▸ TASK REQUIREMENTS
Reproduce all the lines exactly as they stand, apart from the pictures.

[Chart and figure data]
——————————

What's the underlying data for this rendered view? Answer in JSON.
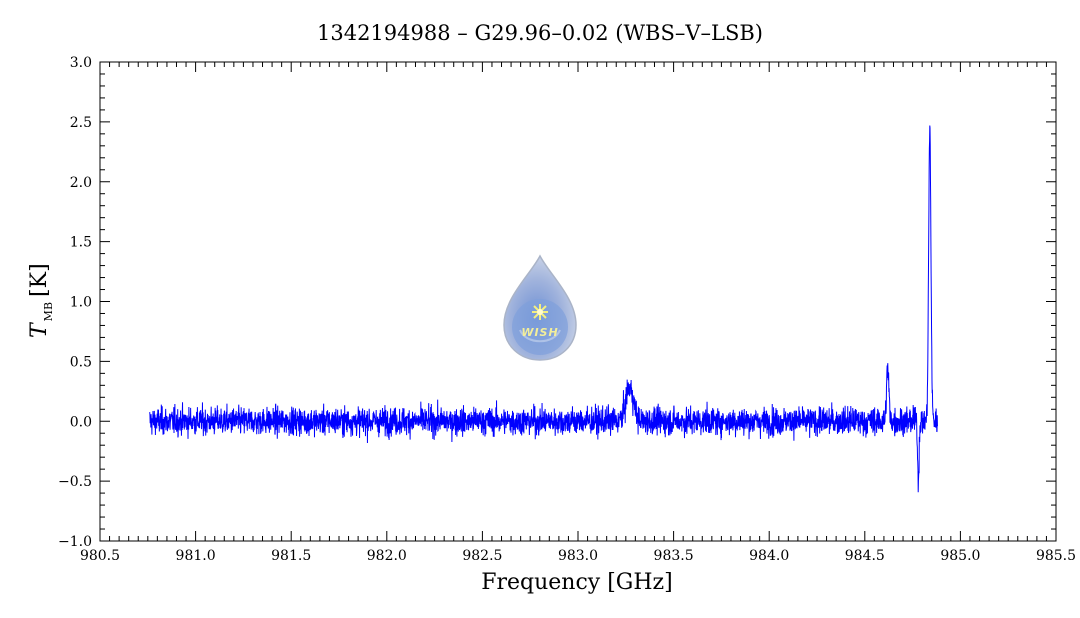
{
  "chart_data": {
    "type": "line",
    "title": "1342194988 – G29.96–0.02 (WBS–V–LSB)",
    "xlabel": "Frequency [GHz]",
    "ylabel_main": "T",
    "ylabel_sub": "MB",
    "ylabel_unit": "[K]",
    "xlim": [
      980.5,
      985.5
    ],
    "ylim": [
      -1.0,
      3.0
    ],
    "x_ticks": [
      980.5,
      981.0,
      981.5,
      982.0,
      982.5,
      983.0,
      983.5,
      984.0,
      984.5,
      985.0,
      985.5
    ],
    "x_tick_labels": [
      "980.5",
      "981.0",
      "981.5",
      "982.0",
      "982.5",
      "983.0",
      "983.5",
      "984.0",
      "984.5",
      "985.0",
      "985.5"
    ],
    "y_ticks": [
      -1.0,
      -0.5,
      0.0,
      0.5,
      1.0,
      1.5,
      2.0,
      2.5,
      3.0
    ],
    "y_tick_labels": [
      "−1.0",
      "−0.5",
      "0.0",
      "0.5",
      "1.0",
      "1.5",
      "2.0",
      "2.5",
      "3.0"
    ],
    "grid": false,
    "series": [
      {
        "color": "#0000ff",
        "x_range": [
          980.76,
          984.88
        ],
        "baseline": 0.0,
        "noise_rms": 0.09,
        "features": [
          {
            "x": 983.27,
            "peak": 0.28,
            "width": 0.02
          },
          {
            "x": 984.62,
            "peak": 0.45,
            "width": 0.006
          },
          {
            "x": 984.78,
            "peak": -0.48,
            "width": 0.004
          },
          {
            "x": 984.84,
            "peak": 2.43,
            "width": 0.006
          }
        ]
      }
    ],
    "logo_text": "WISH"
  }
}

——————————

▸ CORRECT RESULT
What's the underlying data for this rendered view? Answer in JSON.
{
  "chart_data": {
    "type": "line",
    "title": "1342194988 – G29.96–0.02 (WBS–V–LSB)",
    "xlabel": "Frequency [GHz]",
    "ylabel_main": "T",
    "ylabel_sub": "MB",
    "ylabel_unit": "[K]",
    "xlim": [
      980.5,
      985.5
    ],
    "ylim": [
      -1.0,
      3.0
    ],
    "x_ticks": [
      980.5,
      981.0,
      981.5,
      982.0,
      982.5,
      983.0,
      983.5,
      984.0,
      984.5,
      985.0,
      985.5
    ],
    "x_tick_labels": [
      "980.5",
      "981.0",
      "981.5",
      "982.0",
      "982.5",
      "983.0",
      "983.5",
      "984.0",
      "984.5",
      "985.0",
      "985.5"
    ],
    "y_ticks": [
      -1.0,
      -0.5,
      0.0,
      0.5,
      1.0,
      1.5,
      2.0,
      2.5,
      3.0
    ],
    "y_tick_labels": [
      "−1.0",
      "−0.5",
      "0.0",
      "0.5",
      "1.0",
      "1.5",
      "2.0",
      "2.5",
      "3.0"
    ],
    "grid": false,
    "series": [
      {
        "color": "#0000ff",
        "x_range": [
          980.76,
          984.88
        ],
        "baseline": 0.0,
        "noise_rms": 0.09,
        "features": [
          {
            "x": 983.27,
            "peak": 0.28,
            "width": 0.02
          },
          {
            "x": 984.62,
            "peak": 0.45,
            "width": 0.006
          },
          {
            "x": 984.78,
            "peak": -0.48,
            "width": 0.004
          },
          {
            "x": 984.84,
            "peak": 2.43,
            "width": 0.006
          }
        ]
      }
    ],
    "logo_text": "WISH"
  }
}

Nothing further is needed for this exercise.